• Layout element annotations
((

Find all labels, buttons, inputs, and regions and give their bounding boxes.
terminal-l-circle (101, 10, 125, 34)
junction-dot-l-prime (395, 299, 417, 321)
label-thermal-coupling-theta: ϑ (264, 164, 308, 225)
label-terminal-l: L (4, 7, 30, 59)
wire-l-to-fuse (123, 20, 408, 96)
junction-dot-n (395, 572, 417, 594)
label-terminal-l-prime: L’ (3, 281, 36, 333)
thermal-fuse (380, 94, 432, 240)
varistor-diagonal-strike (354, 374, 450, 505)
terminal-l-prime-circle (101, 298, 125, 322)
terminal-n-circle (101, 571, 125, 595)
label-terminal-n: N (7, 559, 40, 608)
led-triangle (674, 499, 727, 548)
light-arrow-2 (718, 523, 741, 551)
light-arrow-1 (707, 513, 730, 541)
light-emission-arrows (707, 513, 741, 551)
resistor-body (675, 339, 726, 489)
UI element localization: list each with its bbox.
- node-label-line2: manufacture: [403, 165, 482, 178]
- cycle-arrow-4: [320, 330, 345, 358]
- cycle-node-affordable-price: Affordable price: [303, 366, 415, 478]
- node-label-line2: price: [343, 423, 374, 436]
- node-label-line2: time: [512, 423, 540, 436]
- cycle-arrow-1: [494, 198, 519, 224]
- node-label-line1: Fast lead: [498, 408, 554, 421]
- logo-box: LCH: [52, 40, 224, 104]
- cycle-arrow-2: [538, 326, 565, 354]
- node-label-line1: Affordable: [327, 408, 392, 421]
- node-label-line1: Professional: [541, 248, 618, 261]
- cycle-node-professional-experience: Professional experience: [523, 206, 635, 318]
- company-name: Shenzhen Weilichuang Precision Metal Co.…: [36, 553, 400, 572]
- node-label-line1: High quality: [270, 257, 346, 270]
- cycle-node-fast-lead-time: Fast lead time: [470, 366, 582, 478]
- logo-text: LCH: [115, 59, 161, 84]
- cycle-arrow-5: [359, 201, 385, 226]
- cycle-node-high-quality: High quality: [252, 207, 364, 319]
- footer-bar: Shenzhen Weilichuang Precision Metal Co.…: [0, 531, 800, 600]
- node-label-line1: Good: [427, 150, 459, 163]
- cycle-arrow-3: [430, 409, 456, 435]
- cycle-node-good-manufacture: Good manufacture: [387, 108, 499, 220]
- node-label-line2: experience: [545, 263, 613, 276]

))

• TO DO
Repeat every line of the items exactly as it appears, from the first line to the last.

• COMPLETE OUTPUT
Find all labels, buttons, inputs, and regions and give their bounding boxes.
terminal-l-circle (101, 10, 125, 34)
junction-dot-l-prime (395, 299, 417, 321)
label-thermal-coupling-theta: ϑ (264, 164, 308, 225)
label-terminal-l: L (4, 7, 30, 59)
wire-l-to-fuse (123, 20, 408, 96)
junction-dot-n (395, 572, 417, 594)
label-terminal-l-prime: L’ (3, 281, 36, 333)
thermal-fuse (380, 94, 432, 240)
varistor-diagonal-strike (354, 374, 450, 505)
terminal-l-prime-circle (101, 298, 125, 322)
terminal-n-circle (101, 571, 125, 595)
label-terminal-n: N (7, 559, 40, 608)
led-triangle (674, 499, 727, 548)
light-arrow-2 (718, 523, 741, 551)
light-arrow-1 (707, 513, 730, 541)
light-emission-arrows (707, 513, 741, 551)
resistor-body (675, 339, 726, 489)
UI element localization: list each with its bbox.
- node-label-line2: manufacture: [403, 165, 482, 178]
- cycle-arrow-4: [320, 330, 345, 358]
- cycle-node-affordable-price: Affordable price: [303, 366, 415, 478]
- node-label-line2: price: [343, 423, 374, 436]
- node-label-line2: time: [512, 423, 540, 436]
- cycle-arrow-1: [494, 198, 519, 224]
- node-label-line1: Fast lead: [498, 408, 554, 421]
- logo-box: LCH: [52, 40, 224, 104]
- cycle-arrow-2: [538, 326, 565, 354]
- node-label-line1: Affordable: [327, 408, 392, 421]
- node-label-line1: Professional: [541, 248, 618, 261]
- cycle-node-professional-experience: Professional experience: [523, 206, 635, 318]
- company-name: Shenzhen Weilichuang Precision Metal Co.…: [36, 553, 400, 572]
- node-label-line1: High quality: [270, 257, 346, 270]
- cycle-node-fast-lead-time: Fast lead time: [470, 366, 582, 478]
- logo-text: LCH: [115, 59, 161, 84]
- cycle-arrow-5: [359, 201, 385, 226]
- cycle-node-high-quality: High quality: [252, 207, 364, 319]
- footer-bar: Shenzhen Weilichuang Precision Metal Co.…: [0, 531, 800, 600]
- node-label-line1: Good: [427, 150, 459, 163]
- cycle-arrow-3: [430, 409, 456, 435]
- cycle-node-good-manufacture: Good manufacture: [387, 108, 499, 220]
- node-label-line2: experience: [545, 263, 613, 276]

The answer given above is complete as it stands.